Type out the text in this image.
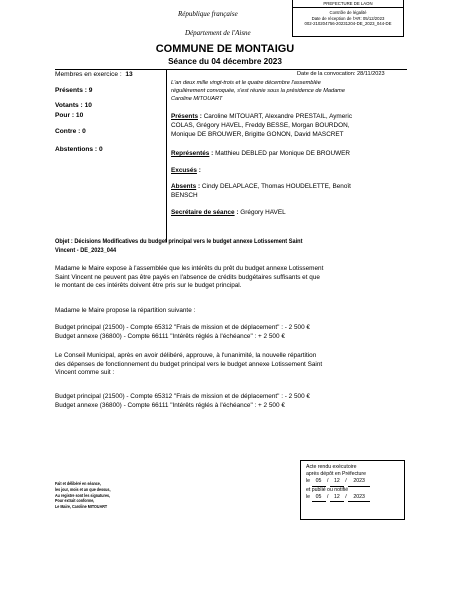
République française
Département de l'Aisne
PREFECTURE DE LAON
Contrôle de légalité
Date de réception de l'AR: 05/12/2023
002-210204756-20231204-DE_2023_044-DE
COMMUNE DE MONTAIGU
Séance du 04 décembre 2023
Membres en exercice : 13
Présents : 9
Votants : 10
Pour : 10
Contre : 0
Abstentions : 0
Date de la convocation: 28/11/2023
L'an deux mille vingt-trois et le quatre décembre l'assemblée
régulièrement convoquée, s'est réunie sous la présidence de Madame
Caroline MITOUART
Présents : Caroline MITOUART, Alexandre PRESTAIL, Aymeric
COLAS, Grégory HAVEL, Freddy BESSE, Morgan BOURDON,
Monique DE BROUWER, Brigitte GONON, David MASCRET
Représentés : Matthieu DEBLED par Monique DE BROUWER
Excusés :
Absents : Cindy DELAPLACE, Thomas HOUDELETTE, Benoît
BENSCH
Secrétaire de séance : Grégory HAVEL
Objet : Décisions Modificatives du budget principal vers le budget annexe Lotissement Saint
Vincent - DE_2023_044
Madame le Maire expose à l'assemblée que les intérêts du prêt du budget annexe Lotissement
Saint Vincent ne peuvent pas être payés en l'absence de crédits budgétaires suffisants et que
le montant de ces intérêts doivent être pris sur le budget principal.
Madame le Maire propose la répartition suivante :
Budget principal (21500) - Compte 65312 "Frais de mission et de déplacement" : - 2 500 €
Budget annexe (36800) - Compte 66111 "Intérêts réglés à l'échéance" : + 2 500 €
Le Conseil Municipal, après en avoir délibéré, approuve, à l'unanimité, la nouvelle répartition
des dépenses de fonctionnement du budget principal vers le budget annexe Lotissement Saint
Vincent comme suit :
Budget principal (21500) - Compte 65312 "Frais de mission et de déplacement" : - 2 500 €
Budget annexe (36800) - Compte 66111 "Intérêts réglés à l'échéance" : + 2 500 €
Fait et délibéré en séance,
les jour, mois et an que dessus,
Au registre sont les signatures,
Pour extrait conforme,
Le Maire, Caroline MITOUART
Acte rendu exécutoire
après dépôt en Préfecture
le 05 / 12 / 2023
et publié ou notifié
le 05 / 12 / 2023
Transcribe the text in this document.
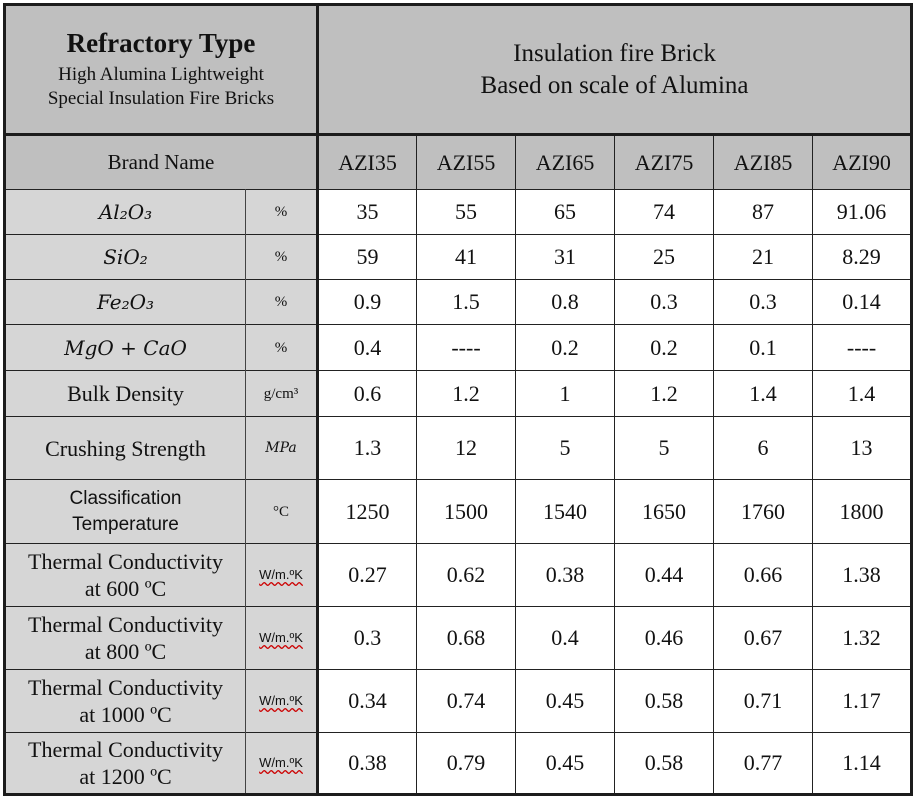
Refractory Type
High Alumina Lightweight
Special Insulation Fire Bricks		Insulation fire Brick
Based on scale of Alumina					

Brand Name		AZI35	AZI55	AZI65	AZI75	AZI85	AZI90
Al₂O₃	%	35	55	65	74	87	91.06
SiO₂	%	59	41	31	25	21	8.29
Fe₂O₃	%	0.9	1.5	0.8	0.3	0.3	0.14
MgO + CaO	%	0.4	----	0.2	0.2	0.1	----
Bulk Density	g/cm³	0.6	1.2	1	1.2	1.4	1.4
Crushing Strength	MPa	1.3	12	5	5	6	13
Classification
Temperature	°C	1250	1500	1540	1650	1760	1800
Thermal Conductivity
at 600 ºC	W/m.ºK	0.27	0.62	0.38	0.44	0.66	1.38
Thermal Conductivity
at 800 ºC	W/m.ºK	0.3	0.68	0.4	0.46	0.67	1.32
Thermal Conductivity
at 1000 ºC	W/m.ºK	0.34	0.74	0.45	0.58	0.71	1.17
Thermal Conductivity
at 1200 ºC	W/m.ºK	0.38	0.79	0.45	0.58	0.77	1.14
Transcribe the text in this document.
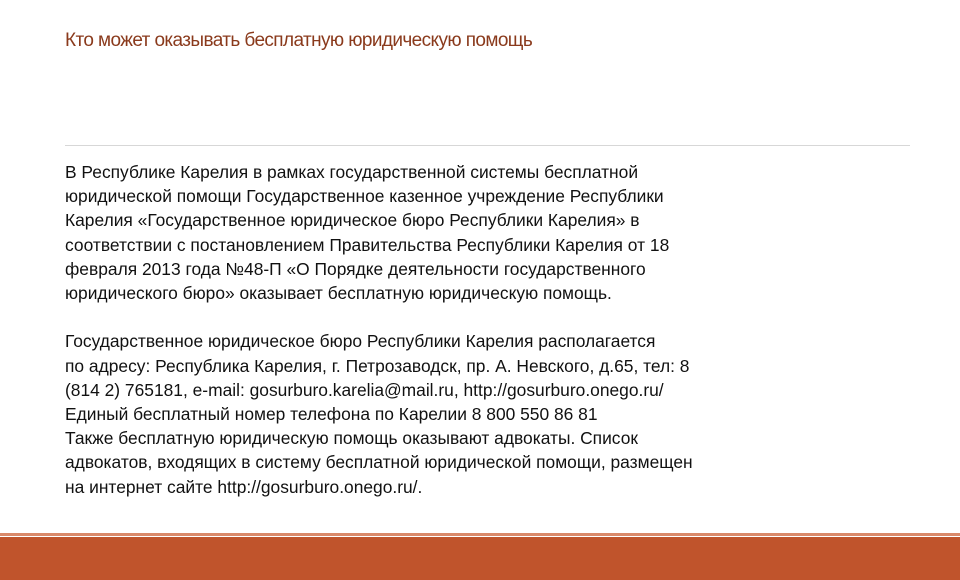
Кто может оказывать бесплатную юридическую помощь
В Республике Карелия в рамках государственной системы бесплатной
юридической помощи Государственное казенное учреждение Республики
Карелия «Государственное юридическое бюро Республики Карелия» в
соответствии с постановлением Правительства Республики Карелия от 18
февраля 2013 года №48-П «О Порядке деятельности государственного
юридического бюро» оказывает бесплатную юридическую помощь.
Государственное юридическое бюро Республики Карелия располагается
по адресу: Республика Карелия, г. Петрозаводск, пр. А. Невского, д.65, тел: 8
(814 2) 765181, e-mail: gosurburo.karelia@mail.ru, http://gosurburo.onego.ru/
Единый бесплатный номер телефона по Карелии 8 800 550 86 81
Также бесплатную юридическую помощь оказывают адвокаты. Список
адвокатов, входящих в систему бесплатной юридической помощи, размещен
на интернет сайте http://gosurburo.onego.ru/.
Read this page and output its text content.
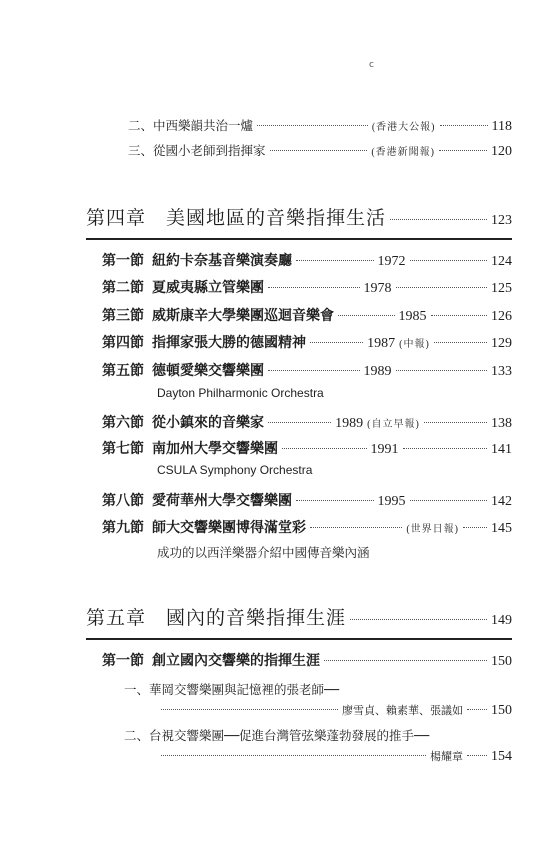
c
二、中西樂韻共治一爐	(香港大公報)	118
三、從國小老師到指揮家	(香港新聞報)	120
第四章　美國地區的音樂指揮生活	123
第一節 紐約卡奈基音樂演奏廳	1972	124
第二節 夏威夷縣立管樂團	1978	125
第三節 威斯康辛大學樂團巡迴音樂會	1985	126
第四節 指揮家張大勝的德國精神	1987 (中報)	129
第五節 德頓愛樂交響樂團	1989	133
Dayton Philharmonic Orchestra
第六節 從小鎮來的音樂家	1989 (自立早報)	138
第七節 南加州大學交響樂團	1991	141
CSULA Symphony Orchestra
第八節 愛荷華州大學交響樂團	1995	142
第九節 師大交響樂團博得滿堂彩	(世界日報) 145
成功的以西洋樂器介紹中國傳音樂內涵
第五章　國內的音樂指揮生涯	149
第一節 創立國內交響樂的指揮生涯	150
一、華岡交響樂團與記憶裡的張老師──
廖雪貞、賴素華、張議如 150
二、台視交響樂團──促進台灣管弦樂蓬勃發展的推手──
楊耀章 154
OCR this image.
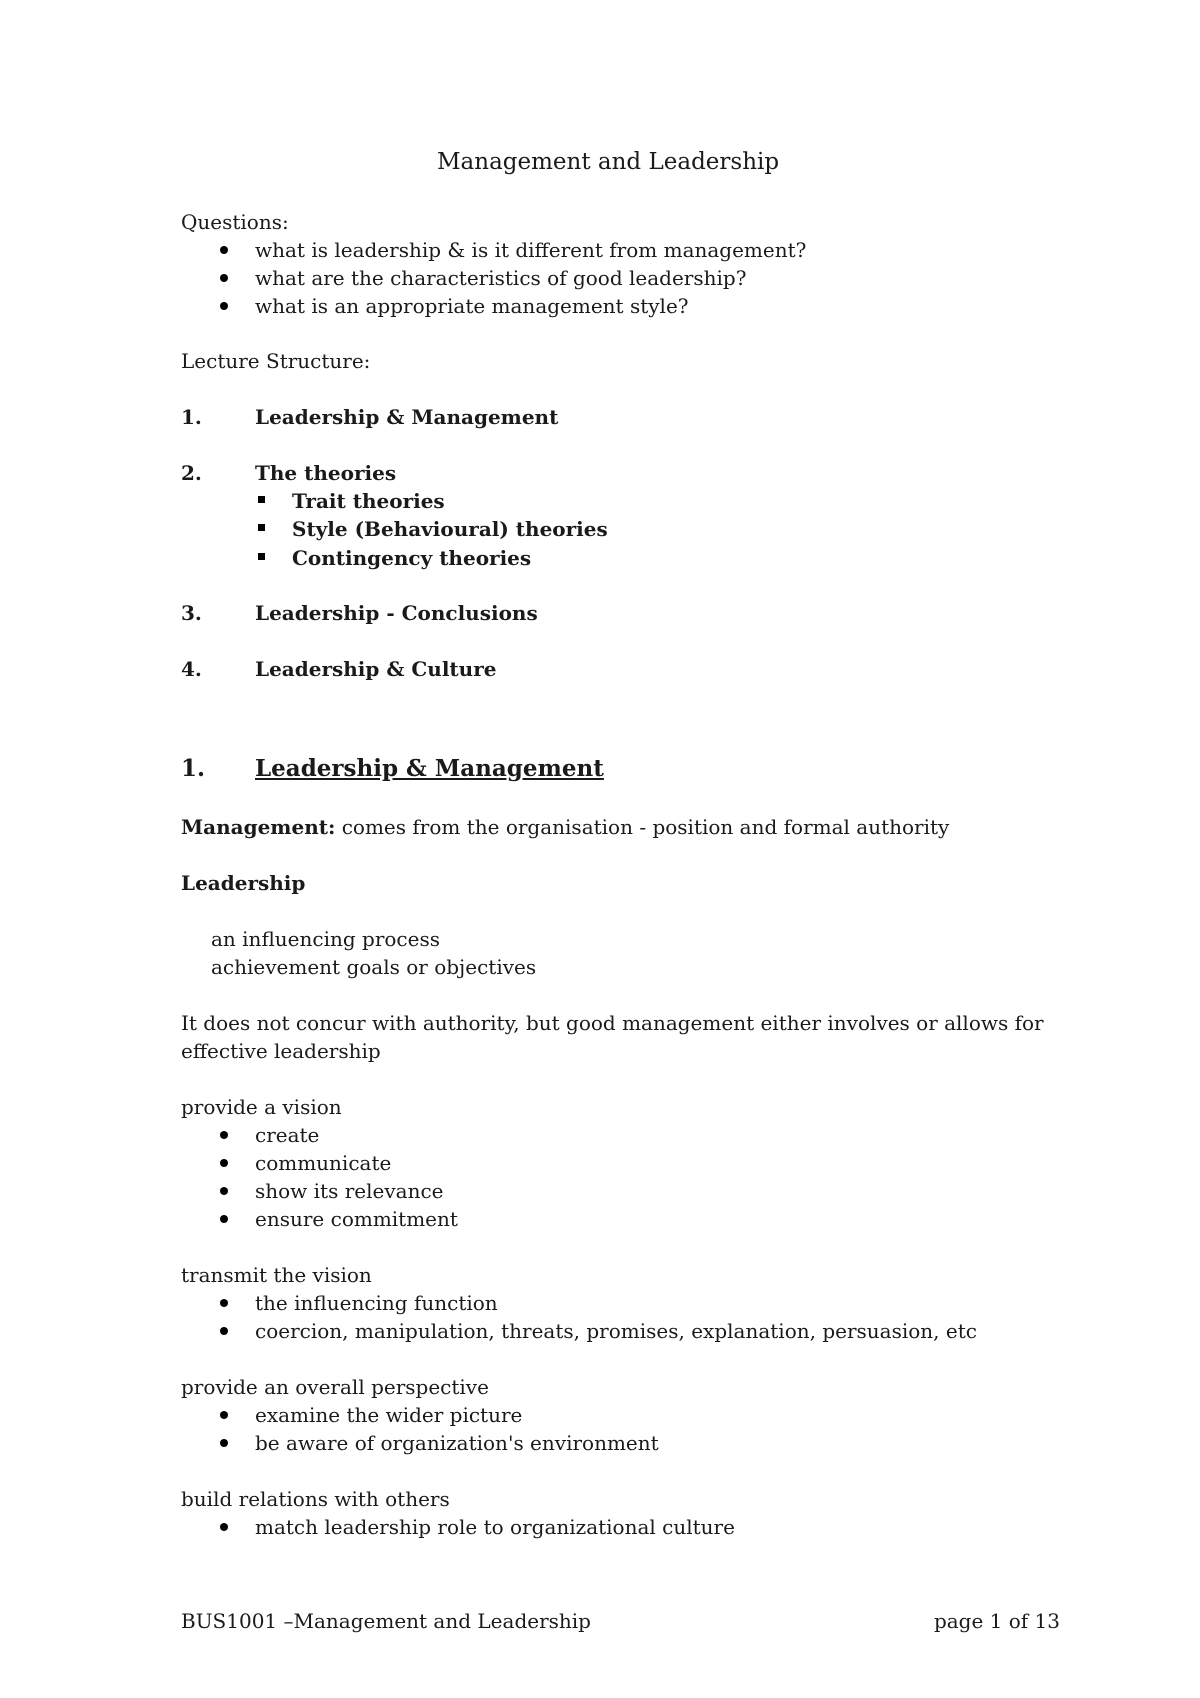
Management and Leadership
Questions:
what is leadership & is it different from management?
what are the characteristics of good leadership?
what is an appropriate management style?
Lecture Structure:
1.	Leadership & Management
2.	The theories
Trait theories
Style (Behavioural) theories
Contingency theories
3.	Leadership - Conclusions
4.	Leadership & Culture
1. Leadership & Management
Management: comes from the organisation - position and formal authority
Leadership
an influencing process
achievement goals or objectives
It does not concur with authority, but good management either involves or allows for
effective leadership
provide a vision
create
communicate
show its relevance
ensure commitment
transmit the vision
the influencing function
coercion, manipulation, threats, promises, explanation, persuasion, etc
provide an overall perspective
examine the wider picture
be aware of organization's environment
build relations with others
match leadership role to organizational culture
BUS1001 –Management and Leadership	page 1 of 13
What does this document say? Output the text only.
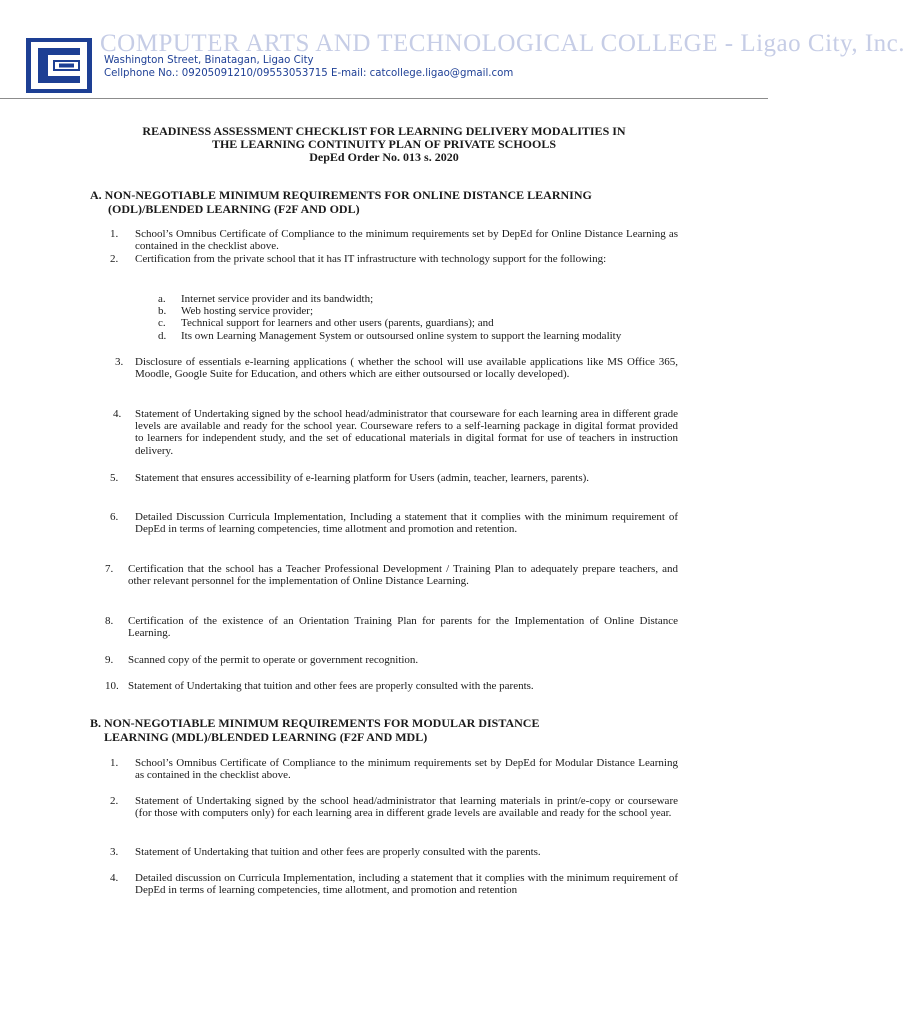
COMPUTER ARTS AND TECHNOLOGICAL COLLEGE - Ligao City, Inc.
Washington Street, Binatagan, Ligao City
Cellphone No.: 09205091210/09553053715 E-mail: catcollege.ligao@gmail.com
READINESS ASSESSMENT CHECKLIST FOR LEARNING DELIVERY MODALITIES IN
THE LEARNING CONTINUITY PLAN OF PRIVATE SCHOOLS
DepEd Order No. 013 s. 2020
A. NON-NEGOTIABLE MINIMUM REQUIREMENTS FOR ONLINE DISTANCE LEARNING
(ODL)/BLENDED LEARNING (F2F AND ODL)
1. School’s Omnibus Certificate of Compliance to the minimum requirements set by DepEd for Online Distance Learning as contained in the checklist above.
2. Certification from the private school that it has IT infrastructure with technology support for the following:
a. Internet service provider and its bandwidth;
b. Web hosting service provider;
c. Technical support for learners and other users (parents, guardians); and
d. Its own Learning Management System or outsoursed online system to support the learning modality
3. Disclosure of essentials e-learning applications ( whether the school will use available applications like MS Office 365, Moodle, Google Suite for Education, and others which are either outsoursed or locally developed).
4. Statement of Undertaking signed by the school head/administrator that courseware for each learning area in different grade levels are available and ready for the school year. Courseware refers to a self-learning package in digital format provided to learners for independent study, and the set of educational materials in digital format for use of teachers in instruction delivery.
5. Statement that ensures accessibility of e-learning platform for Users (admin, teacher, learners, parents).
6. Detailed Discussion Curricula Implementation, Including a statement that it complies with the minimum requirement of DepEd in terms of learning competencies, time allotment and promotion and retention.
7. Certification that the school has a Teacher Professional Development / Training Plan to adequately prepare teachers, and other relevant personnel for the implementation of Online Distance Learning.
8. Certification of the existence of an Orientation Training Plan for parents for the Implementation of Online Distance Learning.
9. Scanned copy of the permit to operate or government recognition.
10. Statement of Undertaking that tuition and other fees are properly consulted with the parents.
B. NON-NEGOTIABLE MINIMUM REQUIREMENTS FOR MODULAR DISTANCE
LEARNING (MDL)/BLENDED LEARNING (F2F AND MDL)
1. School’s Omnibus Certificate of Compliance to the minimum requirements set by DepEd for Modular Distance Learning as contained in the checklist above.
2. Statement of Undertaking signed by the school head/administrator that learning materials in print/e-copy or courseware (for those with computers only) for each learning area in different grade levels are available and ready for the school year.
3. Statement of Undertaking that tuition and other fees are properly consulted with the parents.
4. Detailed discussion on Curricula Implementation, including a statement that it complies with the minimum requirement of DepEd in terms of learning competencies, time allotment, and promotion and retention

* * * * *

JOB —
Return each line with "image".

TASK RESULT —
Type out the text in this image.
OCR this image.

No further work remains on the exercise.